┌──
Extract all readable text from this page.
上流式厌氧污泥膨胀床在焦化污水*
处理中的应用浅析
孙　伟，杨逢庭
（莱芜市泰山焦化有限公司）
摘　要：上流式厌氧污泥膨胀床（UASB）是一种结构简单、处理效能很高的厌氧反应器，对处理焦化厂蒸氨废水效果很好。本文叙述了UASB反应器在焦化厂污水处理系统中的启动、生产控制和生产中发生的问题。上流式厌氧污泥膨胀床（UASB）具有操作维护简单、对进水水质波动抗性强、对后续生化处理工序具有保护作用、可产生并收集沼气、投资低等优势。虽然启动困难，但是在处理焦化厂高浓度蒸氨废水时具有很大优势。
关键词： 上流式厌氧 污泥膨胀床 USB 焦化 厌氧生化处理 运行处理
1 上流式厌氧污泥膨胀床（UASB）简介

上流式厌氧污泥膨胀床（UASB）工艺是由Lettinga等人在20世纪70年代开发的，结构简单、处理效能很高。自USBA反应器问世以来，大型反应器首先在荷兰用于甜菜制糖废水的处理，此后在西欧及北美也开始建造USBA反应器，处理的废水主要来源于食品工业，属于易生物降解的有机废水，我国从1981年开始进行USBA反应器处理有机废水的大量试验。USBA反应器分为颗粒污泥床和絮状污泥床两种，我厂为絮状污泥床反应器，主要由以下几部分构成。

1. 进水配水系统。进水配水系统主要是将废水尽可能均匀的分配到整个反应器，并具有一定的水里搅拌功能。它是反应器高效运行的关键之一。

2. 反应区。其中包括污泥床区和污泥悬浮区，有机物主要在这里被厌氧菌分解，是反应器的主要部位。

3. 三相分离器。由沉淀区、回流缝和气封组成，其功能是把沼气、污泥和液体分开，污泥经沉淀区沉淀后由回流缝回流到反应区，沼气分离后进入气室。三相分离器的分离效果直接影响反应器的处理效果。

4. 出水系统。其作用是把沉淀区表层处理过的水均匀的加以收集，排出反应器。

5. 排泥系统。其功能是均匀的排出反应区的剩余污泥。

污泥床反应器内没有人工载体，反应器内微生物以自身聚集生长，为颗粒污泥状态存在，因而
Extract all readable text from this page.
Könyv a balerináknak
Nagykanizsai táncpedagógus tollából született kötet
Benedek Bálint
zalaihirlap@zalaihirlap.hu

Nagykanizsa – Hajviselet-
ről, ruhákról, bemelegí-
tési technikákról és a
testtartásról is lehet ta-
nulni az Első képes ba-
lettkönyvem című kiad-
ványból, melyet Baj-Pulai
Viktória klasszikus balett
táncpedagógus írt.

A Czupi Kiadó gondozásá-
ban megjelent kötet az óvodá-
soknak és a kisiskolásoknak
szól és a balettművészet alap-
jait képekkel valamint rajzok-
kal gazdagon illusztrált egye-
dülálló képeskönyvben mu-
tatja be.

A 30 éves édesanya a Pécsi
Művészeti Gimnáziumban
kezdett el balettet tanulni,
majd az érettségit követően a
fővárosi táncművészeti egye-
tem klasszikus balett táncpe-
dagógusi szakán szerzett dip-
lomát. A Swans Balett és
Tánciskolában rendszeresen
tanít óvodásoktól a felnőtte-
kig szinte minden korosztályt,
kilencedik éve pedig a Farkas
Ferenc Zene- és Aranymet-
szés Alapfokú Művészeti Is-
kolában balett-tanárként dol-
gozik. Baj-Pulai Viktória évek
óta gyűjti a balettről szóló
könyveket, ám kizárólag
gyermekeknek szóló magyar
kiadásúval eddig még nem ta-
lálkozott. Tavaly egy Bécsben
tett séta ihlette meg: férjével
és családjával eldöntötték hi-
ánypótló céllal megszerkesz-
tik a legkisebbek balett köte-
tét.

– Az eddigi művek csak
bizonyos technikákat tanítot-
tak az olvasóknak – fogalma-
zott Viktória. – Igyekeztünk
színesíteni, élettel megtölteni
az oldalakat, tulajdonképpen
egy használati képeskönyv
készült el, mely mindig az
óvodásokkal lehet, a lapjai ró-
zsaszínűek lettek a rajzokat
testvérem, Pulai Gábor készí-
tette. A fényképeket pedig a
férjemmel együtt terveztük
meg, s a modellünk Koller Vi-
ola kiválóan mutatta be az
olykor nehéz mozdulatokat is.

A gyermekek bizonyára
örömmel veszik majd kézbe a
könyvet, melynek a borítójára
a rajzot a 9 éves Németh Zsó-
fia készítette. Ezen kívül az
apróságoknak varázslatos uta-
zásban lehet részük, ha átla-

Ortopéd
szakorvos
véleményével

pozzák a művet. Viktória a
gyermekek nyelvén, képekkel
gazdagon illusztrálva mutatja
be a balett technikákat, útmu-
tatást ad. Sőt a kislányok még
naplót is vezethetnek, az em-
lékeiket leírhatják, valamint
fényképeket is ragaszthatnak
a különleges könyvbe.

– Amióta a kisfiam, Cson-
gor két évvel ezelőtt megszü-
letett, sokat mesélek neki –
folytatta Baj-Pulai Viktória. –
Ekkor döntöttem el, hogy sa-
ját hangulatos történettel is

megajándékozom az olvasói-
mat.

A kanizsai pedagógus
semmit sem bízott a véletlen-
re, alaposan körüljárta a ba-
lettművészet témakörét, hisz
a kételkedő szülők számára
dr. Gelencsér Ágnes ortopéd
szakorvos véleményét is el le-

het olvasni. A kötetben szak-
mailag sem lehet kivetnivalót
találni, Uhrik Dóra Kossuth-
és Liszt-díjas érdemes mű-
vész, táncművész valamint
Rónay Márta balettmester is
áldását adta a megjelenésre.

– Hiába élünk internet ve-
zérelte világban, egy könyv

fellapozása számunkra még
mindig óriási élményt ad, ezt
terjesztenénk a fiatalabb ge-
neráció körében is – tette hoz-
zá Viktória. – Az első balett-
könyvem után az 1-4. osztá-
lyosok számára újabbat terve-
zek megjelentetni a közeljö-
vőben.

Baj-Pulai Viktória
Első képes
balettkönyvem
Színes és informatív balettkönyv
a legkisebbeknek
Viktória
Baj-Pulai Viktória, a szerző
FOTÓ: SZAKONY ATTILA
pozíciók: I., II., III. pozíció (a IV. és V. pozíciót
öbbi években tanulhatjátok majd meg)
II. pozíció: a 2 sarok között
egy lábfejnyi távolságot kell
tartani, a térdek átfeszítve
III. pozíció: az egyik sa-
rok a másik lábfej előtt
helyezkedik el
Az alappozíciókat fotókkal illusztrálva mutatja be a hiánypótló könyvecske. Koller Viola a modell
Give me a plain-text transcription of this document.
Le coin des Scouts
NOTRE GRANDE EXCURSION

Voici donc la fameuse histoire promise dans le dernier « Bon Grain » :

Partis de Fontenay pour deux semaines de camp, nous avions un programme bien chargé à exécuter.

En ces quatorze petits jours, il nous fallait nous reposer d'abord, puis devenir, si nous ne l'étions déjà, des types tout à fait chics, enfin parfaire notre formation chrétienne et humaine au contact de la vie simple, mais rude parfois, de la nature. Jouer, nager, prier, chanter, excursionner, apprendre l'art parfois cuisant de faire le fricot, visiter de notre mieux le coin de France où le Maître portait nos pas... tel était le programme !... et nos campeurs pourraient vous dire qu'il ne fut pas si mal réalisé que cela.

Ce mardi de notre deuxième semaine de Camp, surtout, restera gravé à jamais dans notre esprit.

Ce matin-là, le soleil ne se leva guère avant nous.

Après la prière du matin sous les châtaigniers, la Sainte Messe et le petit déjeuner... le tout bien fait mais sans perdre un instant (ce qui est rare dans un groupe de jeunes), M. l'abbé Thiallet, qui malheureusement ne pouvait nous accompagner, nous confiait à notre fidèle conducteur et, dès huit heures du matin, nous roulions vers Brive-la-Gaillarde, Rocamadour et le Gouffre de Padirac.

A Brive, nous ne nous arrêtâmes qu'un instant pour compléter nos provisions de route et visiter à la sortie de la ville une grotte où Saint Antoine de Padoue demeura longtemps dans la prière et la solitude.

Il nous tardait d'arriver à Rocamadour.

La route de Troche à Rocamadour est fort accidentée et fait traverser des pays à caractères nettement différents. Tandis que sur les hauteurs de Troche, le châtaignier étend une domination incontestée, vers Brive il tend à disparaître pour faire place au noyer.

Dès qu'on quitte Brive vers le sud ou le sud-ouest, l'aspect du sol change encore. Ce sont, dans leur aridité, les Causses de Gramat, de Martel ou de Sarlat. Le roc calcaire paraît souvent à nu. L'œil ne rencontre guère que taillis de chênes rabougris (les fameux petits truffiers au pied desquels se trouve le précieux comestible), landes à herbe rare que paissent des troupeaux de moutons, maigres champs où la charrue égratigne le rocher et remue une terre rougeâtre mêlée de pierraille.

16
└──
> **AIM OF THE TASK**
Give the count of lines that hold the word "táncpedagógus", with nothing added.

> **RESPONSE TO THIS EXERCISE**
2